**Exercise prompt:**
Your task is to quote the material that follows, in full and exactly.

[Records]
((

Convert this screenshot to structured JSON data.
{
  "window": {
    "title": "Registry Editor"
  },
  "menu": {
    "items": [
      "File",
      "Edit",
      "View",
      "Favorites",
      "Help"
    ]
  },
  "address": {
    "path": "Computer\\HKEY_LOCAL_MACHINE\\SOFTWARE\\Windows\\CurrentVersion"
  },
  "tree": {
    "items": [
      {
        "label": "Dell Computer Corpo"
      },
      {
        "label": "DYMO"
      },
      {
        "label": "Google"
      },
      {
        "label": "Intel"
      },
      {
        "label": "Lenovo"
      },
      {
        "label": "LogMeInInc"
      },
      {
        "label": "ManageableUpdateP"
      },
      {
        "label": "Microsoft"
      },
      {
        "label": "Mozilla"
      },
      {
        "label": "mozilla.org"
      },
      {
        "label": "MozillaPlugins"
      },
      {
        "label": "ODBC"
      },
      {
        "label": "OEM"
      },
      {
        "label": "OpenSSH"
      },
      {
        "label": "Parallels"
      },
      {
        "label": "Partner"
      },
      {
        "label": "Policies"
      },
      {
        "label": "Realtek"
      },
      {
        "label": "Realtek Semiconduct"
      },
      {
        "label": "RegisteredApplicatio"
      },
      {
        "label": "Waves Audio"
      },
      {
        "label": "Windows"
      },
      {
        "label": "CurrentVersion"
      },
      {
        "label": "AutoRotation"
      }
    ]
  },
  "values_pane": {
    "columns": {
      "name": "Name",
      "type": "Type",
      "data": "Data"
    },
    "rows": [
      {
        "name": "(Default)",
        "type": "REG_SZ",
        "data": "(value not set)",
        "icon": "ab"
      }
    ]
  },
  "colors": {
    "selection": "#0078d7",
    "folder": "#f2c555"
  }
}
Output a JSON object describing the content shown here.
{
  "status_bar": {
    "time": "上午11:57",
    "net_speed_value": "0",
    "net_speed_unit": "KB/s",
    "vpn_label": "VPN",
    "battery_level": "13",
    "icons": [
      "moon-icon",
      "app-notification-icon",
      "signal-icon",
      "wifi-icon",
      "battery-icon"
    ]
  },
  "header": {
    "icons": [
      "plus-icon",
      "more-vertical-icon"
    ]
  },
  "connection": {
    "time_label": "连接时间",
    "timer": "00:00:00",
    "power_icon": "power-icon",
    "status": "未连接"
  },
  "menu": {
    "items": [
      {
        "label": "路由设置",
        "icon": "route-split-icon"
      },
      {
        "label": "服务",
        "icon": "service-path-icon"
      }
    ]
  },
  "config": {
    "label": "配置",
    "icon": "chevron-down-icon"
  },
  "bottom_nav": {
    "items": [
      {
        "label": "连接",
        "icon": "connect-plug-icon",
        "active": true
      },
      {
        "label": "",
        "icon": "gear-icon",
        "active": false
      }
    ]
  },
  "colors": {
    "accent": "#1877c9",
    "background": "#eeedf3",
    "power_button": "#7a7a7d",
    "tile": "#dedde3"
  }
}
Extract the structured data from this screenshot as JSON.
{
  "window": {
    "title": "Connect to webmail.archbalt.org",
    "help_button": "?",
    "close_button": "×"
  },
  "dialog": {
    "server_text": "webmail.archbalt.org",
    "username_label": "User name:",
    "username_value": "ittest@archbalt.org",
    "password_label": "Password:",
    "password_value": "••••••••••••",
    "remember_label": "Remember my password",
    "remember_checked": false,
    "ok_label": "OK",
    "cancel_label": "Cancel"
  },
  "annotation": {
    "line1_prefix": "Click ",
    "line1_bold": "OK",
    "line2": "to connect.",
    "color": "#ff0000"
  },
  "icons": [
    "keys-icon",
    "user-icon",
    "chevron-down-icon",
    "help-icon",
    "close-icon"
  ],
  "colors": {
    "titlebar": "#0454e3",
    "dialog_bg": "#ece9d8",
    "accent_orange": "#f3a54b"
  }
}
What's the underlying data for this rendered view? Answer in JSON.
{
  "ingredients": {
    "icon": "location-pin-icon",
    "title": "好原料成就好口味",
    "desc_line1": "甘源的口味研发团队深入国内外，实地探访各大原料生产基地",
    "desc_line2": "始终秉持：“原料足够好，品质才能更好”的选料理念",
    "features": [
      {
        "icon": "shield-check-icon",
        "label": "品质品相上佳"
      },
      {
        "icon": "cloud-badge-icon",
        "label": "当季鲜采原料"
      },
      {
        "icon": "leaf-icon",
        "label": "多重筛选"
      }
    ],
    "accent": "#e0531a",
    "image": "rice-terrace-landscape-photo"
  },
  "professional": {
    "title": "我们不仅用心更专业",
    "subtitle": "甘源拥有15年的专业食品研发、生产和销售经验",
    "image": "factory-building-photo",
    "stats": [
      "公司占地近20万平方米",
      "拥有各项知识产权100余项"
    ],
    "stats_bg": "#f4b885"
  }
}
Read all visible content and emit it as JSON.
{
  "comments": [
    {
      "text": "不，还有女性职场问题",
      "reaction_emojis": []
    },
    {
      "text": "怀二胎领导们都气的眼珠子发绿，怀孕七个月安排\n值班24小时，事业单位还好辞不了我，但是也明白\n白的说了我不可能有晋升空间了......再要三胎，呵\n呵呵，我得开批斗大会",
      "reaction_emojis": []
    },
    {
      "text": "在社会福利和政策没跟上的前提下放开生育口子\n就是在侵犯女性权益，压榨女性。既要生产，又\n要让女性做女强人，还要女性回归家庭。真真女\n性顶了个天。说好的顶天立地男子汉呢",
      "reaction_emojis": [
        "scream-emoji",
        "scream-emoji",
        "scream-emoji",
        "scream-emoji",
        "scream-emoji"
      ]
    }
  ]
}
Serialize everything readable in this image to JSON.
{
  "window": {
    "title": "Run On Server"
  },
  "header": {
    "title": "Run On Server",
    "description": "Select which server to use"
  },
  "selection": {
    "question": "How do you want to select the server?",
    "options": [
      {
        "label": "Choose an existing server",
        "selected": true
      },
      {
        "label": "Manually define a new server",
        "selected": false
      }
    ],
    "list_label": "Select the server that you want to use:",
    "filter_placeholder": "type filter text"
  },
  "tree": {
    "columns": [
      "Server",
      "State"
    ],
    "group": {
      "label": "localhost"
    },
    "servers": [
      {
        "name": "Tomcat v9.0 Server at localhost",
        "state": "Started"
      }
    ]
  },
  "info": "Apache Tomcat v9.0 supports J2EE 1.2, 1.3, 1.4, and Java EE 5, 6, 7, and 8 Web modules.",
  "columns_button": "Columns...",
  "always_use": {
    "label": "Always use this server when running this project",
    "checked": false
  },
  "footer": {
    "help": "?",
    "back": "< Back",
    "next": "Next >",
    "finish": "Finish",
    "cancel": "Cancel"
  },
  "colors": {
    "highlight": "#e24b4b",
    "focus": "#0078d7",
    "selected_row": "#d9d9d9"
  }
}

))

**Worked answer:**
Convert this screenshot to structured JSON data.
{
  "window": {
    "title": "Registry Editor"
  },
  "menu": {
    "items": [
      "File",
      "Edit",
      "View",
      "Favorites",
      "Help"
    ]
  },
  "address": {
    "path": "Computer\\HKEY_LOCAL_MACHINE\\SOFTWARE\\Windows\\CurrentVersion"
  },
  "tree": {
    "items": [
      {
        "label": "Dell Computer Corpo"
      },
      {
        "label": "DYMO"
      },
      {
        "label": "Google"
      },
      {
        "label": "Intel"
      },
      {
        "label": "Lenovo"
      },
      {
        "label": "LogMeInInc"
      },
      {
        "label": "ManageableUpdateP"
      },
      {
        "label": "Microsoft"
      },
      {
        "label": "Mozilla"
      },
      {
        "label": "mozilla.org"
      },
      {
        "label": "MozillaPlugins"
      },
      {
        "label": "ODBC"
      },
      {
        "label": "OEM"
      },
      {
        "label": "OpenSSH"
      },
      {
        "label": "Parallels"
      },
      {
        "label": "Partner"
      },
      {
        "label": "Policies"
      },
      {
        "label": "Realtek"
      },
      {
        "label": "Realtek Semiconduct"
      },
      {
        "label": "RegisteredApplicatio"
      },
      {
        "label": "Waves Audio"
      },
      {
        "label": "Windows"
      },
      {
        "label": "CurrentVersion"
      },
      {
        "label": "AutoRotation"
      }
    ]
  },
  "values_pane": {
    "columns": {
      "name": "Name",
      "type": "Type",
      "data": "Data"
    },
    "rows": [
      {
        "name": "(Default)",
        "type": "REG_SZ",
        "data": "(value not set)",
        "icon": "ab"
      }
    ]
  },
  "colors": {
    "selection": "#0078d7",
    "folder": "#f2c555"
  }
}
Output a JSON object describing the content shown here.
{
  "status_bar": {
    "time": "上午11:57",
    "net_speed_value": "0",
    "net_speed_unit": "KB/s",
    "vpn_label": "VPN",
    "battery_level": "13",
    "icons": [
      "moon-icon",
      "app-notification-icon",
      "signal-icon",
      "wifi-icon",
      "battery-icon"
    ]
  },
  "header": {
    "icons": [
      "plus-icon",
      "more-vertical-icon"
    ]
  },
  "connection": {
    "time_label": "连接时间",
    "timer": "00:00:00",
    "power_icon": "power-icon",
    "status": "未连接"
  },
  "menu": {
    "items": [
      {
        "label": "路由设置",
        "icon": "route-split-icon"
      },
      {
        "label": "服务",
        "icon": "service-path-icon"
      }
    ]
  },
  "config": {
    "label": "配置",
    "icon": "chevron-down-icon"
  },
  "bottom_nav": {
    "items": [
      {
        "label": "连接",
        "icon": "connect-plug-icon",
        "active": true
      },
      {
        "label": "",
        "icon": "gear-icon",
        "active": false
      }
    ]
  },
  "colors": {
    "accent": "#1877c9",
    "background": "#eeedf3",
    "power_button": "#7a7a7d",
    "tile": "#dedde3"
  }
}
Extract the structured data from this screenshot as JSON.
{
  "window": {
    "title": "Connect to webmail.archbalt.org",
    "help_button": "?",
    "close_button": "×"
  },
  "dialog": {
    "server_text": "webmail.archbalt.org",
    "username_label": "User name:",
    "username_value": "ittest@archbalt.org",
    "password_label": "Password:",
    "password_value": "••••••••••••",
    "remember_label": "Remember my password",
    "remember_checked": false,
    "ok_label": "OK",
    "cancel_label": "Cancel"
  },
  "annotation": {
    "line1_prefix": "Click ",
    "line1_bold": "OK",
    "line2": "to connect.",
    "color": "#ff0000"
  },
  "icons": [
    "keys-icon",
    "user-icon",
    "chevron-down-icon",
    "help-icon",
    "close-icon"
  ],
  "colors": {
    "titlebar": "#0454e3",
    "dialog_bg": "#ece9d8",
    "accent_orange": "#f3a54b"
  }
}
What's the underlying data for this rendered view? Answer in JSON.
{
  "ingredients": {
    "icon": "location-pin-icon",
    "title": "好原料成就好口味",
    "desc_line1": "甘源的口味研发团队深入国内外，实地探访各大原料生产基地",
    "desc_line2": "始终秉持：“原料足够好，品质才能更好”的选料理念",
    "features": [
      {
        "icon": "shield-check-icon",
        "label": "品质品相上佳"
      },
      {
        "icon": "cloud-badge-icon",
        "label": "当季鲜采原料"
      },
      {
        "icon": "leaf-icon",
        "label": "多重筛选"
      }
    ],
    "accent": "#e0531a",
    "image": "rice-terrace-landscape-photo"
  },
  "professional": {
    "title": "我们不仅用心更专业",
    "subtitle": "甘源拥有15年的专业食品研发、生产和销售经验",
    "image": "factory-building-photo",
    "stats": [
      "公司占地近20万平方米",
      "拥有各项知识产权100余项"
    ],
    "stats_bg": "#f4b885"
  }
}
Read all visible content and emit it as JSON.
{
  "comments": [
    {
      "text": "不，还有女性职场问题",
      "reaction_emojis": []
    },
    {
      "text": "怀二胎领导们都气的眼珠子发绿，怀孕七个月安排\n值班24小时，事业单位还好辞不了我，但是也明白\n白的说了我不可能有晋升空间了......再要三胎，呵\n呵呵，我得开批斗大会",
      "reaction_emojis": []
    },
    {
      "text": "在社会福利和政策没跟上的前提下放开生育口子\n就是在侵犯女性权益，压榨女性。既要生产，又\n要让女性做女强人，还要女性回归家庭。真真女\n性顶了个天。说好的顶天立地男子汉呢",
      "reaction_emojis": [
        "scream-emoji",
        "scream-emoji",
        "scream-emoji",
        "scream-emoji",
        "scream-emoji"
      ]
    }
  ]
}
Serialize everything readable in this image to JSON.
{
  "window": {
    "title": "Run On Server"
  },
  "header": {
    "title": "Run On Server",
    "description": "Select which server to use"
  },
  "selection": {
    "question": "How do you want to select the server?",
    "options": [
      {
        "label": "Choose an existing server",
        "selected": true
      },
      {
        "label": "Manually define a new server",
        "selected": false
      }
    ],
    "list_label": "Select the server that you want to use:",
    "filter_placeholder": "type filter text"
  },
  "tree": {
    "columns": [
      "Server",
      "State"
    ],
    "group": {
      "label": "localhost"
    },
    "servers": [
      {
        "name": "Tomcat v9.0 Server at localhost",
        "state": "Started"
      }
    ]
  },
  "info": "Apache Tomcat v9.0 supports J2EE 1.2, 1.3, 1.4, and Java EE 5, 6, 7, and 8 Web modules.",
  "columns_button": "Columns...",
  "always_use": {
    "label": "Always use this server when running this project",
    "checked": false
  },
  "footer": {
    "help": "?",
    "back": "< Back",
    "next": "Next >",
    "finish": "Finish",
    "cancel": "Cancel"
  },
  "colors": {
    "highlight": "#e24b4b",
    "focus": "#0078d7",
    "selected_row": "#d9d9d9"
  }
}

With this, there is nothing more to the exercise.